• _Record extracts_:
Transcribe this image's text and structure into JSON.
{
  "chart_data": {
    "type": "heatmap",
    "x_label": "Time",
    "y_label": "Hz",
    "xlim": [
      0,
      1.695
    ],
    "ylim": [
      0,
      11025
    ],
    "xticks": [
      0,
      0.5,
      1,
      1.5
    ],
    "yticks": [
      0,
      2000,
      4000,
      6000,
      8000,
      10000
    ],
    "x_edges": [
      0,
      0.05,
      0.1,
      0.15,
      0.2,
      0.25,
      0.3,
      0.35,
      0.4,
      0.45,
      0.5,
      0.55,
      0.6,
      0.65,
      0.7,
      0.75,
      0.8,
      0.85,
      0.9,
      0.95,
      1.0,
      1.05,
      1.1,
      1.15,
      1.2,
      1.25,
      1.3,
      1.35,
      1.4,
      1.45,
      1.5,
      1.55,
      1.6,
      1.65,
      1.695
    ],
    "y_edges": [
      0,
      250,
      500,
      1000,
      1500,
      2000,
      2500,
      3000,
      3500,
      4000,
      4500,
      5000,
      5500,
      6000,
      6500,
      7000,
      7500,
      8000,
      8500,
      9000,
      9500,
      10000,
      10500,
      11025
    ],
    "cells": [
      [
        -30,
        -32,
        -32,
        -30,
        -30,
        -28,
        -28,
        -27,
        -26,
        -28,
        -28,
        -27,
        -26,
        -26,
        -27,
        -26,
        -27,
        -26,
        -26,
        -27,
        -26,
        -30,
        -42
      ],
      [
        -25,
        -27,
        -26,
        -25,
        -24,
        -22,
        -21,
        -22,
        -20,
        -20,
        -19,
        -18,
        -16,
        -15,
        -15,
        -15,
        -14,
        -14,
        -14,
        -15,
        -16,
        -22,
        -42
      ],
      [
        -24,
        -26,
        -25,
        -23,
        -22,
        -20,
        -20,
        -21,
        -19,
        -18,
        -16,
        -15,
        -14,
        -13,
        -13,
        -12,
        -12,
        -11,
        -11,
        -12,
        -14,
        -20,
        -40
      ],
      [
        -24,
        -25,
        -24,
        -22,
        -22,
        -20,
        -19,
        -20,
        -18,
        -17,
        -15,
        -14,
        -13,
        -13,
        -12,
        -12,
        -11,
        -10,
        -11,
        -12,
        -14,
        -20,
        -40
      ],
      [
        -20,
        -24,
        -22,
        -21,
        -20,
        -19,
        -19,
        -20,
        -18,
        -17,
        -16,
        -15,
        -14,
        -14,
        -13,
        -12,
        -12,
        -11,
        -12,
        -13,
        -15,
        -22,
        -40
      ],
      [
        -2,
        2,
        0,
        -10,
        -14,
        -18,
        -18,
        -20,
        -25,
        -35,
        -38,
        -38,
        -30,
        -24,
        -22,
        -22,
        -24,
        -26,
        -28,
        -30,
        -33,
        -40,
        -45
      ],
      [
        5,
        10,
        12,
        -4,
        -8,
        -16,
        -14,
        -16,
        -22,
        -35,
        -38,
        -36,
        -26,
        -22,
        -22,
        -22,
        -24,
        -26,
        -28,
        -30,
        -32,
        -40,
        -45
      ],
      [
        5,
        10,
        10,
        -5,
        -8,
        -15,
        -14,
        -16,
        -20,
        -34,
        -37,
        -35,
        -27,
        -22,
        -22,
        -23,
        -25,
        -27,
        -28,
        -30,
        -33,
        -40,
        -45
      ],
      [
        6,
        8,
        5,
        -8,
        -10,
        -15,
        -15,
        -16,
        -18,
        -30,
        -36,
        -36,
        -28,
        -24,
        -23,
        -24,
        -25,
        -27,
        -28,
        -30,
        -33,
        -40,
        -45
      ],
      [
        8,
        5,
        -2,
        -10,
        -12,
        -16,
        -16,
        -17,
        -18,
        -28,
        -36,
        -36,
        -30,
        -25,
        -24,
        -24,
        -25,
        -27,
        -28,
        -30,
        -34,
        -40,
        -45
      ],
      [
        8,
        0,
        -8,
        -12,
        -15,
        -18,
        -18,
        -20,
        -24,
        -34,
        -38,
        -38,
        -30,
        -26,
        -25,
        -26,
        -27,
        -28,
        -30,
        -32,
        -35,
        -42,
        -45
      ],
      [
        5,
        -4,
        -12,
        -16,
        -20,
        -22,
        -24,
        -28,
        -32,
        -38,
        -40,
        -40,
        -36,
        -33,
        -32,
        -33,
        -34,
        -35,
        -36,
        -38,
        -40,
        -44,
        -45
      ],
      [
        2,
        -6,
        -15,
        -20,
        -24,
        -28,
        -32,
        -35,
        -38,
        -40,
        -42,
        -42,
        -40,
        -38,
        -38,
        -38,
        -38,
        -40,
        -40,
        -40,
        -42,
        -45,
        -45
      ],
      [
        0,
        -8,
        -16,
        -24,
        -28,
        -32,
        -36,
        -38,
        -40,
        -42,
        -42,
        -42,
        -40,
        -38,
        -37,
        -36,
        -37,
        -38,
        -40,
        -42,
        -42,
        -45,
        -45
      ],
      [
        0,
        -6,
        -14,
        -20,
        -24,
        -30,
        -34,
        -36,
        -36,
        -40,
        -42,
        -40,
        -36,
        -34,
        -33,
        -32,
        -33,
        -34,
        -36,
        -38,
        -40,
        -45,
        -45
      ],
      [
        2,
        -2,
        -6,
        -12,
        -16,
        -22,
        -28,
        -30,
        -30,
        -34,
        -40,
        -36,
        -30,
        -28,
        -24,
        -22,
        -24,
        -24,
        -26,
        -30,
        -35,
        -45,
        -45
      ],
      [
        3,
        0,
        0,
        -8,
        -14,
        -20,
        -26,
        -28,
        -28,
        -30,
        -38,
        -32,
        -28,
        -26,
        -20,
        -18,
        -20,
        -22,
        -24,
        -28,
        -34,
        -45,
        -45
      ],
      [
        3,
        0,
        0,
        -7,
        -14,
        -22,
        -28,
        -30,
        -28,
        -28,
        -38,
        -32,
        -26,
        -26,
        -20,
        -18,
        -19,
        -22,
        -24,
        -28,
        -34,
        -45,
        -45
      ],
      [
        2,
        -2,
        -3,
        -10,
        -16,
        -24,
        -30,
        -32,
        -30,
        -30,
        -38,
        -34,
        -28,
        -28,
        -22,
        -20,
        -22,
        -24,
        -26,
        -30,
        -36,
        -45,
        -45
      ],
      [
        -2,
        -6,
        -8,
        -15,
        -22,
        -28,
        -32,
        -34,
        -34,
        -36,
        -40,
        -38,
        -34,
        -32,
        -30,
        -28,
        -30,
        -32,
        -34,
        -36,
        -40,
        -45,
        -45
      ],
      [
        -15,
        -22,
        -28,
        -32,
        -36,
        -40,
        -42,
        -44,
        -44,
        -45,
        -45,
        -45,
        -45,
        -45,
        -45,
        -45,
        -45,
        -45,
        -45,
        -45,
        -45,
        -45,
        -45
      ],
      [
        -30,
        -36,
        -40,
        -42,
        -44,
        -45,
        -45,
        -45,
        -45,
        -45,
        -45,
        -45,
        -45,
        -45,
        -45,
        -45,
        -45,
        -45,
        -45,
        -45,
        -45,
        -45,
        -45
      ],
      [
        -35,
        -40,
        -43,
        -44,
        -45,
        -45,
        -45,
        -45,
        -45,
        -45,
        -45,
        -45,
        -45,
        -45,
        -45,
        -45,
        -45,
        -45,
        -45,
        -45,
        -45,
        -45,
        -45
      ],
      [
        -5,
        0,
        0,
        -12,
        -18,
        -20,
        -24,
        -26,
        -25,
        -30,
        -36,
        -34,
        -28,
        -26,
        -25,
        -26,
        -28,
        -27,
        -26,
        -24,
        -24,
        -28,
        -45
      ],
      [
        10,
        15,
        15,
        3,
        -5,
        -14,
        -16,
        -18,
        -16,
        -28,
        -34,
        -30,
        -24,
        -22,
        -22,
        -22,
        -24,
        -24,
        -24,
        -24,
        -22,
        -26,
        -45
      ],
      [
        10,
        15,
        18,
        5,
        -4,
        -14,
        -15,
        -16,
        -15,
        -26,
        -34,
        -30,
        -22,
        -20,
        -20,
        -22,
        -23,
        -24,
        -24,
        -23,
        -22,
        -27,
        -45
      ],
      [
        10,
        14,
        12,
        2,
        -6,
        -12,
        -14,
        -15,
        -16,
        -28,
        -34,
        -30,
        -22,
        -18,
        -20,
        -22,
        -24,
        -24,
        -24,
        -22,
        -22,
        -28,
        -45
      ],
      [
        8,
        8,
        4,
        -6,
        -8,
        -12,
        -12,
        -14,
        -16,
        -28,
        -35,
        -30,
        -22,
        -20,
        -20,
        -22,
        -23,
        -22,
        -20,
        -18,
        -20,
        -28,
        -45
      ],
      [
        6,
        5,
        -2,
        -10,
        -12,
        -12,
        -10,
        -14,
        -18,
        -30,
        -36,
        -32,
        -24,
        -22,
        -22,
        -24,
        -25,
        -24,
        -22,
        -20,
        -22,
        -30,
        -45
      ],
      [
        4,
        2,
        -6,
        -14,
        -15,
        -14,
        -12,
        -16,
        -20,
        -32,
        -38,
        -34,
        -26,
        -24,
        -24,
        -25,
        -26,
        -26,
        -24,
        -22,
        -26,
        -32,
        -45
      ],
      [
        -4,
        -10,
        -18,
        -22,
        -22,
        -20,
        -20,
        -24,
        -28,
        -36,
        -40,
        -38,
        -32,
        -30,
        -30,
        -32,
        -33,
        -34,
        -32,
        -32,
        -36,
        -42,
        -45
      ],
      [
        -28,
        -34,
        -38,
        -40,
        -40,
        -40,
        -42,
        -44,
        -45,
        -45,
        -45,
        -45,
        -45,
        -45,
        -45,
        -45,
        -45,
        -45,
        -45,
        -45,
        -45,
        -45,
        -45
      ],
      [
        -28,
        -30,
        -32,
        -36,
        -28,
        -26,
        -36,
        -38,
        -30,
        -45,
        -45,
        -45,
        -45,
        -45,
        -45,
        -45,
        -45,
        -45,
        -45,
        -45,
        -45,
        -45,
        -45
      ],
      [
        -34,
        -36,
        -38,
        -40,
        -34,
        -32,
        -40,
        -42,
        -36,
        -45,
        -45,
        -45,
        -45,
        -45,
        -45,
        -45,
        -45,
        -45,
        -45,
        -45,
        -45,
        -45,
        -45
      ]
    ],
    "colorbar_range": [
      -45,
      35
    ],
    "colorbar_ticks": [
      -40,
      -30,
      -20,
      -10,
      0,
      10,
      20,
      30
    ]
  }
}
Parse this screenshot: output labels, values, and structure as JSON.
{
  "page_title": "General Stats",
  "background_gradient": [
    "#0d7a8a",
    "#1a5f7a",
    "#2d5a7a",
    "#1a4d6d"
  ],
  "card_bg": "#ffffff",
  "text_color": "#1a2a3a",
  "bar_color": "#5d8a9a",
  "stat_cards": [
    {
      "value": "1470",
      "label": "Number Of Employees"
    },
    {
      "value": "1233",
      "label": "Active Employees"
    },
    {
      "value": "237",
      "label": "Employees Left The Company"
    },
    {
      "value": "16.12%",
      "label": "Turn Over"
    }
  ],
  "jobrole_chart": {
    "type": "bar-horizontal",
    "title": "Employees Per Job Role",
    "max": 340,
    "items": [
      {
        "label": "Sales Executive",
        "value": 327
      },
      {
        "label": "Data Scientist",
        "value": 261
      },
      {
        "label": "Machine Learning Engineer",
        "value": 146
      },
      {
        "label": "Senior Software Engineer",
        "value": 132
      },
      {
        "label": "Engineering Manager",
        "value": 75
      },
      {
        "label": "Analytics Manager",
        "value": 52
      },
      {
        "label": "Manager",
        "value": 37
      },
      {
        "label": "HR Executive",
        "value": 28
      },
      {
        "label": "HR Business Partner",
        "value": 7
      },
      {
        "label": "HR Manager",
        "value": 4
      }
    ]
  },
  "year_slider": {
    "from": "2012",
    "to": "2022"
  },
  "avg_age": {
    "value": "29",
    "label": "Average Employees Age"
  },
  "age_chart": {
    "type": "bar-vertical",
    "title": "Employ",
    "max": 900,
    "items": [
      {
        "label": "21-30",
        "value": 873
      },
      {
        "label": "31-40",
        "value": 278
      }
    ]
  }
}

• _Task to complete_:
Find each line holding the string "this" and copy it out.

• _Reply_:
Transcribe this image's text and structure into JSON.
Parse this screenshot: output labels, values, and structure as JSON.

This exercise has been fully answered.